What to do:
Below are some records; reproduce every one of them exactly.

Saved entries
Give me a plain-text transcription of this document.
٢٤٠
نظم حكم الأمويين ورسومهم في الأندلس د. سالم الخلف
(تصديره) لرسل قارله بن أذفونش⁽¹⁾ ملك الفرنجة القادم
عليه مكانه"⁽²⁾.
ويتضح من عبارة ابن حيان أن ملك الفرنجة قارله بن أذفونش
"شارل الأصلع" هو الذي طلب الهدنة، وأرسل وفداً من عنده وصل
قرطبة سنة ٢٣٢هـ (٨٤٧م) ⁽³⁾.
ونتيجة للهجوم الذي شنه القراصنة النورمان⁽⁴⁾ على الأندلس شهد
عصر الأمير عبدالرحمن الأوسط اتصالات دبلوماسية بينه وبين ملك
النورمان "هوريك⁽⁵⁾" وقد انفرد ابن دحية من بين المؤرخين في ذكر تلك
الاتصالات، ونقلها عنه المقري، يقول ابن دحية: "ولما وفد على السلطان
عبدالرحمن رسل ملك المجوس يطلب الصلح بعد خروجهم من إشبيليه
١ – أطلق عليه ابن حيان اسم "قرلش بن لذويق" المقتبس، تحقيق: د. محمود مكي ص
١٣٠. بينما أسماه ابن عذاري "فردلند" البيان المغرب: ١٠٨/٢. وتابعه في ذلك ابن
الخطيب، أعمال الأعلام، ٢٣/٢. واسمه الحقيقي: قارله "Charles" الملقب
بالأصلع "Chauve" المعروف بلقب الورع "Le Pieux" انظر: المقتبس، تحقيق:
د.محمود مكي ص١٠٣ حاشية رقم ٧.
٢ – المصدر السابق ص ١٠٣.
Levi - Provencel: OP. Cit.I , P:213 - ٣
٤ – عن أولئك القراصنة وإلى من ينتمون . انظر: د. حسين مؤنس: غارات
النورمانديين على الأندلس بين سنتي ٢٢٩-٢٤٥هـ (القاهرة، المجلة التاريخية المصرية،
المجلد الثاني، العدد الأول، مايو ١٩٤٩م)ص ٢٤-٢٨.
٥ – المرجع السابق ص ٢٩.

Worked solution:
Give me a plain-text transcription of this document.
٢٤٠
نظم حكم الأمويين ورسومهم في الأندلس د. سالم الخلف
(تصديره) لرسل قارله بن أذفونش⁽¹⁾ ملك الفرنجة القادم
عليه مكانه"⁽²⁾.
ويتضح من عبارة ابن حيان أن ملك الفرنجة قارله بن أذفونش
"شارل الأصلع" هو الذي طلب الهدنة، وأرسل وفداً من عنده وصل
قرطبة سنة ٢٣٢هـ (٨٤٧م) ⁽³⁾.
ونتيجة للهجوم الذي شنه القراصنة النورمان⁽⁴⁾ على الأندلس شهد
عصر الأمير عبدالرحمن الأوسط اتصالات دبلوماسية بينه وبين ملك
النورمان "هوريك⁽⁵⁾" وقد انفرد ابن دحية من بين المؤرخين في ذكر تلك
الاتصالات، ونقلها عنه المقري، يقول ابن دحية: "ولما وفد على السلطان
عبدالرحمن رسل ملك المجوس يطلب الصلح بعد خروجهم من إشبيليه
١ – أطلق عليه ابن حيان اسم "قرلش بن لذويق" المقتبس، تحقيق: د. محمود مكي ص
١٣٠. بينما أسماه ابن عذاري "فردلند" البيان المغرب: ١٠٨/٢. وتابعه في ذلك ابن
الخطيب، أعمال الأعلام، ٢٣/٢. واسمه الحقيقي: قارله "Charles" الملقب
بالأصلع "Chauve" المعروف بلقب الورع "Le Pieux" انظر: المقتبس، تحقيق:
د.محمود مكي ص١٠٣ حاشية رقم ٧.
٢ – المصدر السابق ص ١٠٣.
Levi - Provencel: OP. Cit.I , P:213 - ٣
٤ – عن أولئك القراصنة وإلى من ينتمون . انظر: د. حسين مؤنس: غارات
النورمانديين على الأندلس بين سنتي ٢٢٩-٢٤٥هـ (القاهرة، المجلة التاريخية المصرية،
المجلد الثاني، العدد الأول، مايو ١٩٤٩م)ص ٢٤-٢٨.
٥ – المرجع السابق ص ٢٩.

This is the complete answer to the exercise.